Every record should be repeated exactly, except that pictures are left out.

(Figure contents as structured data)
────────

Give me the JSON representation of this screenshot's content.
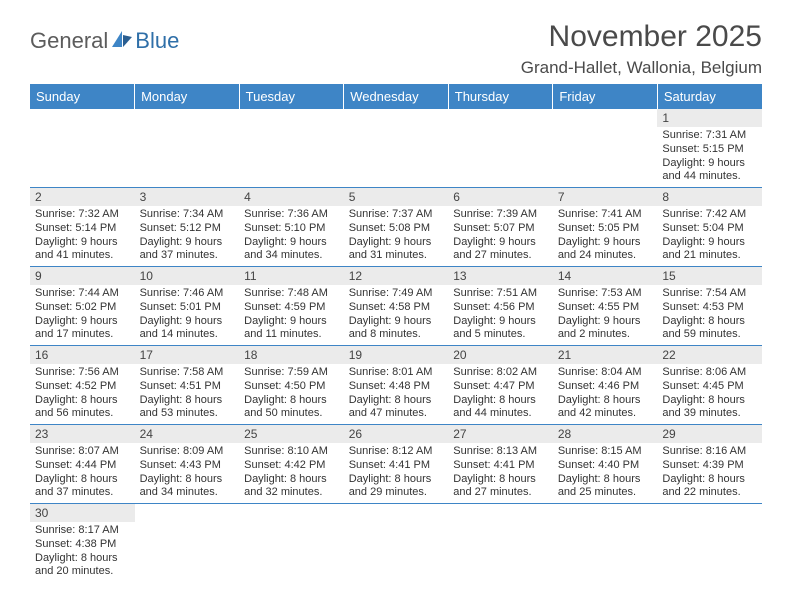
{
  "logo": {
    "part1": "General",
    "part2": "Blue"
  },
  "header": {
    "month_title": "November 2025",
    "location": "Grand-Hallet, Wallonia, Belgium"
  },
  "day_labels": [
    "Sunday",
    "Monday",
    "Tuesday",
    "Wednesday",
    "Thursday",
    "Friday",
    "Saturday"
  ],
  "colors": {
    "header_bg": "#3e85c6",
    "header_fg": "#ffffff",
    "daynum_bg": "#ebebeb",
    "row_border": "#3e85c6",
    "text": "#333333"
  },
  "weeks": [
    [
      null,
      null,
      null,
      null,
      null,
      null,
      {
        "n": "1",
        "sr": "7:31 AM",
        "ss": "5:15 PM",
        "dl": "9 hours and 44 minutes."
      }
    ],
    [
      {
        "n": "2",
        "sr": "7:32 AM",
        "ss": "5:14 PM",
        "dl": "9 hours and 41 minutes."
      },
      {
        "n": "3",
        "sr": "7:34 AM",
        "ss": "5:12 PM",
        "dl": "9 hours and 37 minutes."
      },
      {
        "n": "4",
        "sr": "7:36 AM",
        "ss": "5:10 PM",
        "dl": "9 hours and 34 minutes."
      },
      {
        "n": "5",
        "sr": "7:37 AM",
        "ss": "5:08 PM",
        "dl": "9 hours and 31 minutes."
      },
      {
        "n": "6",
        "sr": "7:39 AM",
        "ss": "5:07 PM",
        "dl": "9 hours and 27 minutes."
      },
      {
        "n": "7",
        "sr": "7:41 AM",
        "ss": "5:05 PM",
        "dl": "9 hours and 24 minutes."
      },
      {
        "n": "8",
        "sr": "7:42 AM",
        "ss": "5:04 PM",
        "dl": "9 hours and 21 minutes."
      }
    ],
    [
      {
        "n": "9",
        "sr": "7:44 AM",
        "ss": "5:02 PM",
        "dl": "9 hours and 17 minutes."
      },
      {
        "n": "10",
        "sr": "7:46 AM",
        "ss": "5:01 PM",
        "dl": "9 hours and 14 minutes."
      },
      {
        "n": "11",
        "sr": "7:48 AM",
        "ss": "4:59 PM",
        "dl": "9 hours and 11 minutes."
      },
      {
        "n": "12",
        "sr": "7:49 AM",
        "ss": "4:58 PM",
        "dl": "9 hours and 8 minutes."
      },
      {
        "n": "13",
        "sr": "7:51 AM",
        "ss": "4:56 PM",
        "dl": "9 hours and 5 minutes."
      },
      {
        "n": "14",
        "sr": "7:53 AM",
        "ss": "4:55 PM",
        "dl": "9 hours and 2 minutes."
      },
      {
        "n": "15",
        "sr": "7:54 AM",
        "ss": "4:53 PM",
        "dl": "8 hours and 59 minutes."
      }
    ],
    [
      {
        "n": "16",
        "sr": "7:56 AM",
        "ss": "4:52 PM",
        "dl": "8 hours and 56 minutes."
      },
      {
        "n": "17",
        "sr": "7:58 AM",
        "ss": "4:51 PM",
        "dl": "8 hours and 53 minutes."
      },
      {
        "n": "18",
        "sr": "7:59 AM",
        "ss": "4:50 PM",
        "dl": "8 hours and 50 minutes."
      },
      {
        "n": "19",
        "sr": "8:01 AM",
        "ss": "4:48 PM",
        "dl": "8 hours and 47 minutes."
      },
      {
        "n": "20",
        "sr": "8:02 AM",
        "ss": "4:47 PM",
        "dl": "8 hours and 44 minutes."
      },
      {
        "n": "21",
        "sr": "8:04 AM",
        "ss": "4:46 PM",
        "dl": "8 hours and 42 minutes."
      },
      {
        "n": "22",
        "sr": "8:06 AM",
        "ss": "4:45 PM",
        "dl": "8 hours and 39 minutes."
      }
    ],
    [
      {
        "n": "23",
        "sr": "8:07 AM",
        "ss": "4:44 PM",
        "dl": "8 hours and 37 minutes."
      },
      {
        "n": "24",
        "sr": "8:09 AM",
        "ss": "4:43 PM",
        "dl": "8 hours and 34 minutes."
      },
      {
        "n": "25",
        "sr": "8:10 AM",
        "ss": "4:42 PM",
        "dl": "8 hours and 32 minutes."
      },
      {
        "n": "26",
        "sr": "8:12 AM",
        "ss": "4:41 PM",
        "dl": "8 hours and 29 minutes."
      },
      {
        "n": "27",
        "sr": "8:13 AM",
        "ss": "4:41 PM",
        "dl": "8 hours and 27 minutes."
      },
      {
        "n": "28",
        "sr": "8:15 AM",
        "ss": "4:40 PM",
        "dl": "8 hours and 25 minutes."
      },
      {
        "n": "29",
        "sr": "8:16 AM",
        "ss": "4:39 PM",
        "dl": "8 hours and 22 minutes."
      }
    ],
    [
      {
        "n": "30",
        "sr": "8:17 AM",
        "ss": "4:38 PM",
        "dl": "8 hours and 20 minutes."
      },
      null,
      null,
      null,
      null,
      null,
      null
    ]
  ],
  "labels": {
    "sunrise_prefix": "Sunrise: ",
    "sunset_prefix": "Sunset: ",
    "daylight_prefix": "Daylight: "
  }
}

────────

** THE RESULT **
Give me the JSON representation of this screenshot's content.
{
  "logo": {
    "part1": "General",
    "part2": "Blue"
  },
  "header": {
    "month_title": "November 2025",
    "location": "Grand-Hallet, Wallonia, Belgium"
  },
  "day_labels": [
    "Sunday",
    "Monday",
    "Tuesday",
    "Wednesday",
    "Thursday",
    "Friday",
    "Saturday"
  ],
  "colors": {
    "header_bg": "#3e85c6",
    "header_fg": "#ffffff",
    "daynum_bg": "#ebebeb",
    "row_border": "#3e85c6",
    "text": "#333333"
  },
  "weeks": [
    [
      null,
      null,
      null,
      null,
      null,
      null,
      {
        "n": "1",
        "sr": "7:31 AM",
        "ss": "5:15 PM",
        "dl": "9 hours and 44 minutes."
      }
    ],
    [
      {
        "n": "2",
        "sr": "7:32 AM",
        "ss": "5:14 PM",
        "dl": "9 hours and 41 minutes."
      },
      {
        "n": "3",
        "sr": "7:34 AM",
        "ss": "5:12 PM",
        "dl": "9 hours and 37 minutes."
      },
      {
        "n": "4",
        "sr": "7:36 AM",
        "ss": "5:10 PM",
        "dl": "9 hours and 34 minutes."
      },
      {
        "n": "5",
        "sr": "7:37 AM",
        "ss": "5:08 PM",
        "dl": "9 hours and 31 minutes."
      },
      {
        "n": "6",
        "sr": "7:39 AM",
        "ss": "5:07 PM",
        "dl": "9 hours and 27 minutes."
      },
      {
        "n": "7",
        "sr": "7:41 AM",
        "ss": "5:05 PM",
        "dl": "9 hours and 24 minutes."
      },
      {
        "n": "8",
        "sr": "7:42 AM",
        "ss": "5:04 PM",
        "dl": "9 hours and 21 minutes."
      }
    ],
    [
      {
        "n": "9",
        "sr": "7:44 AM",
        "ss": "5:02 PM",
        "dl": "9 hours and 17 minutes."
      },
      {
        "n": "10",
        "sr": "7:46 AM",
        "ss": "5:01 PM",
        "dl": "9 hours and 14 minutes."
      },
      {
        "n": "11",
        "sr": "7:48 AM",
        "ss": "4:59 PM",
        "dl": "9 hours and 11 minutes."
      },
      {
        "n": "12",
        "sr": "7:49 AM",
        "ss": "4:58 PM",
        "dl": "9 hours and 8 minutes."
      },
      {
        "n": "13",
        "sr": "7:51 AM",
        "ss": "4:56 PM",
        "dl": "9 hours and 5 minutes."
      },
      {
        "n": "14",
        "sr": "7:53 AM",
        "ss": "4:55 PM",
        "dl": "9 hours and 2 minutes."
      },
      {
        "n": "15",
        "sr": "7:54 AM",
        "ss": "4:53 PM",
        "dl": "8 hours and 59 minutes."
      }
    ],
    [
      {
        "n": "16",
        "sr": "7:56 AM",
        "ss": "4:52 PM",
        "dl": "8 hours and 56 minutes."
      },
      {
        "n": "17",
        "sr": "7:58 AM",
        "ss": "4:51 PM",
        "dl": "8 hours and 53 minutes."
      },
      {
        "n": "18",
        "sr": "7:59 AM",
        "ss": "4:50 PM",
        "dl": "8 hours and 50 minutes."
      },
      {
        "n": "19",
        "sr": "8:01 AM",
        "ss": "4:48 PM",
        "dl": "8 hours and 47 minutes."
      },
      {
        "n": "20",
        "sr": "8:02 AM",
        "ss": "4:47 PM",
        "dl": "8 hours and 44 minutes."
      },
      {
        "n": "21",
        "sr": "8:04 AM",
        "ss": "4:46 PM",
        "dl": "8 hours and 42 minutes."
      },
      {
        "n": "22",
        "sr": "8:06 AM",
        "ss": "4:45 PM",
        "dl": "8 hours and 39 minutes."
      }
    ],
    [
      {
        "n": "23",
        "sr": "8:07 AM",
        "ss": "4:44 PM",
        "dl": "8 hours and 37 minutes."
      },
      {
        "n": "24",
        "sr": "8:09 AM",
        "ss": "4:43 PM",
        "dl": "8 hours and 34 minutes."
      },
      {
        "n": "25",
        "sr": "8:10 AM",
        "ss": "4:42 PM",
        "dl": "8 hours and 32 minutes."
      },
      {
        "n": "26",
        "sr": "8:12 AM",
        "ss": "4:41 PM",
        "dl": "8 hours and 29 minutes."
      },
      {
        "n": "27",
        "sr": "8:13 AM",
        "ss": "4:41 PM",
        "dl": "8 hours and 27 minutes."
      },
      {
        "n": "28",
        "sr": "8:15 AM",
        "ss": "4:40 PM",
        "dl": "8 hours and 25 minutes."
      },
      {
        "n": "29",
        "sr": "8:16 AM",
        "ss": "4:39 PM",
        "dl": "8 hours and 22 minutes."
      }
    ],
    [
      {
        "n": "30",
        "sr": "8:17 AM",
        "ss": "4:38 PM",
        "dl": "8 hours and 20 minutes."
      },
      null,
      null,
      null,
      null,
      null,
      null
    ]
  ],
  "labels": {
    "sunrise_prefix": "Sunrise: ",
    "sunset_prefix": "Sunset: ",
    "daylight_prefix": "Daylight: "
  }
}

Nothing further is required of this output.